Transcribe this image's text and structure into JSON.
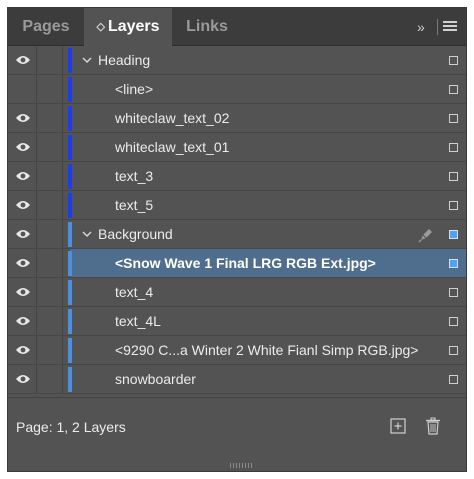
{
  "tabs": {
    "pages": "Pages",
    "layers": "Layers",
    "links": "Links",
    "layers_glyph": "◇",
    "collapse_glyph": "»"
  },
  "colors": {
    "heading_layer": "#1b3ff0",
    "background_layer": "#4a8fe0",
    "selected_row": "#4f6d8c",
    "panel_bg": "#535353",
    "tab_bar_bg": "#3c3c3c"
  },
  "layers": {
    "heading": {
      "name": "Heading",
      "items": [
        "<line>",
        "whiteclaw_text_02",
        "whiteclaw_text_01",
        "text_3",
        "text_5"
      ]
    },
    "background": {
      "name": "Background",
      "items": [
        "<Snow Wave 1 Final LRG RGB Ext.jpg>",
        "text_4",
        "text_4L",
        "<9290 C...a Winter 2 White Fianl Simp RGB.jpg>",
        "snowboarder"
      ],
      "selected_item": "<Snow Wave 1 Final LRG RGB Ext.jpg>"
    }
  },
  "footer": {
    "status": "Page: 1, 2 Layers",
    "icons": [
      "new-layer-icon",
      "trash-icon"
    ]
  }
}
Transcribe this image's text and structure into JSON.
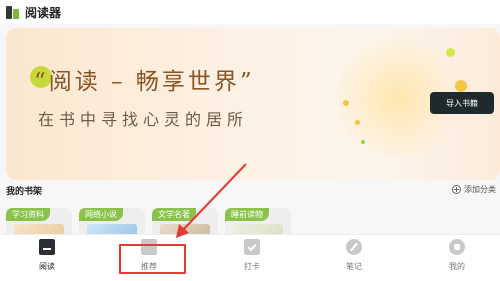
{
  "header": {
    "title": "阅读器",
    "logo_icon": "app-logo-icon"
  },
  "banner": {
    "headline": "“阅读 – 畅享世界”",
    "subtitle": "在书中寻找心灵的居所",
    "import_button": "导入书籍"
  },
  "shelf": {
    "title": "我的书架",
    "add_category": "添加分类",
    "categories": [
      {
        "label": "学习资料"
      },
      {
        "label": "网络小说"
      },
      {
        "label": "文学名著"
      },
      {
        "label": "睡前读物"
      }
    ]
  },
  "nav": {
    "items": [
      {
        "label": "阅读",
        "icon": "book-icon",
        "active": true
      },
      {
        "label": "推荐",
        "icon": "recommend-icon",
        "active": false
      },
      {
        "label": "打卡",
        "icon": "calendar-check-icon",
        "active": false
      },
      {
        "label": "笔记",
        "icon": "pen-icon",
        "active": false
      },
      {
        "label": "我的",
        "icon": "profile-icon",
        "active": false
      }
    ]
  },
  "colors": {
    "accent_green": "#8bc34a",
    "annotation_red": "#e53935",
    "button_dark": "#1e2a2c"
  }
}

▶ [Exercise aim] From the data above, show each line that contains "Final".

▶ [Expected output]
        "<Snow Wave 1 Final LRG RGB Ext.jpg>",
      "selected_item": "<Snow Wave 1 Final LRG RGB Ext.jpg>"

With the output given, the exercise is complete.